**REQUEST**. Type out the data exactly as given. Skip any image.

[Stored entries]
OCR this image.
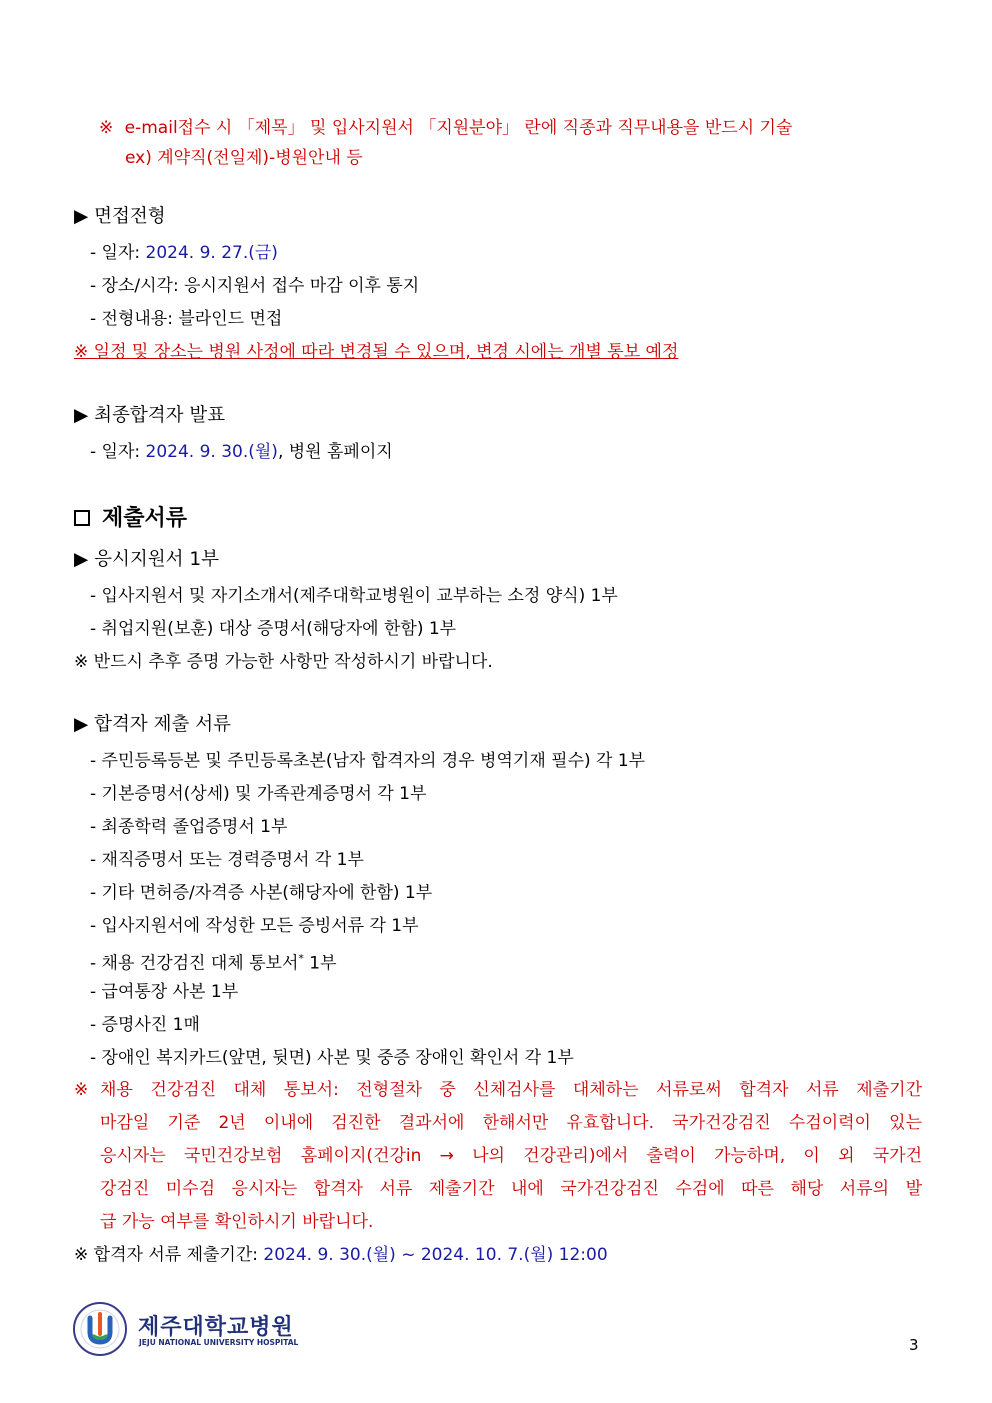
※ e-mail접수 시 「제목」 및 입사지원서 「지원분야」 란에 직종과 직무내용을 반드시 기술
ex) 계약직(전일제)-병원안내 등
▶ 면접전형
- 일자: 2024. 9. 27.(금)
- 장소/시각: 응시지원서 접수 마감 이후 통지
- 전형내용: 블라인드 면접
※ 일정 및 장소는 병원 사정에 따라 변경될 수 있으며, 변경 시에는 개별 통보 예정
▶ 최종합격자 발표
- 일자: 2024. 9. 30.(월), 병원 홈페이지
제출서류
▶ 응시지원서 1부
- 입사지원서 및 자기소개서(제주대학교병원이 교부하는 소정 양식) 1부
- 취업지원(보훈) 대상 증명서(해당자에 한함) 1부
※ 반드시 추후 증명 가능한 사항만 작성하시기 바랍니다.
▶ 합격자 제출 서류
- 주민등록등본 및 주민등록초본(남자 합격자의 경우 병역기재 필수) 각 1부
- 기본증명서(상세) 및 가족관계증명서 각 1부
- 최종학력 졸업증명서 1부
- 재직증명서 또는 경력증명서 각 1부
- 기타 면허증/자격증 사본(해당자에 한함) 1부
- 입사지원서에 작성한 모든 증빙서류 각 1부
- 채용 건강검진 대체 통보서* 1부
- 급여통장 사본 1부
- 증명사진 1매
- 장애인 복지카드(앞면, 뒷면) 사본 및 중증 장애인 확인서 각 1부
※ 채용 건강검진 대체 통보서: 전형절차 중 신체검사를 대체하는 서류로써 합격자 서류 제출기간
마감일 기준 2년 이내에 검진한 결과서에 한해서만 유효합니다. 국가건강검진 수검이력이 있는
응시자는 국민건강보험 홈페이지(건강in → 나의 건강관리)에서 출력이 가능하며, 이 외 국가건
강검진 미수검 응시자는 합격자 서류 제출기간 내에 국가건강검진 수검에 따른 해당 서류의 발
급 가능 여부를 확인하시기 바랍니다.
※ 합격자 서류 제출기간: 2024. 9. 30.(월) ~ 2024. 10. 7.(월) 12:00
제주대학교병원
JEJU NATIONAL UNIVERSITY HOSPITAL	3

**ANSWER TO THE TASK**.
OCR this image.
※ e-mail접수 시 「제목」 및 입사지원서 「지원분야」 란에 직종과 직무내용을 반드시 기술
ex) 계약직(전일제)-병원안내 등
▶ 면접전형
- 일자: 2024. 9. 27.(금)
- 장소/시각: 응시지원서 접수 마감 이후 통지
- 전형내용: 블라인드 면접
※ 일정 및 장소는 병원 사정에 따라 변경될 수 있으며, 변경 시에는 개별 통보 예정
▶ 최종합격자 발표
- 일자: 2024. 9. 30.(월), 병원 홈페이지
제출서류
▶ 응시지원서 1부
- 입사지원서 및 자기소개서(제주대학교병원이 교부하는 소정 양식) 1부
- 취업지원(보훈) 대상 증명서(해당자에 한함) 1부
※ 반드시 추후 증명 가능한 사항만 작성하시기 바랍니다.
▶ 합격자 제출 서류
- 주민등록등본 및 주민등록초본(남자 합격자의 경우 병역기재 필수) 각 1부
- 기본증명서(상세) 및 가족관계증명서 각 1부
- 최종학력 졸업증명서 1부
- 재직증명서 또는 경력증명서 각 1부
- 기타 면허증/자격증 사본(해당자에 한함) 1부
- 입사지원서에 작성한 모든 증빙서류 각 1부
- 채용 건강검진 대체 통보서* 1부
- 급여통장 사본 1부
- 증명사진 1매
- 장애인 복지카드(앞면, 뒷면) 사본 및 중증 장애인 확인서 각 1부
※ 채용 건강검진 대체 통보서: 전형절차 중 신체검사를 대체하는 서류로써 합격자 서류 제출기간
마감일 기준 2년 이내에 검진한 결과서에 한해서만 유효합니다. 국가건강검진 수검이력이 있는
응시자는 국민건강보험 홈페이지(건강in → 나의 건강관리)에서 출력이 가능하며, 이 외 국가건
강검진 미수검 응시자는 합격자 서류 제출기간 내에 국가건강검진 수검에 따른 해당 서류의 발
급 가능 여부를 확인하시기 바랍니다.
※ 합격자 서류 제출기간: 2024. 9. 30.(월) ~ 2024. 10. 7.(월) 12:00
제주대학교병원
JEJU NATIONAL UNIVERSITY HOSPITAL	3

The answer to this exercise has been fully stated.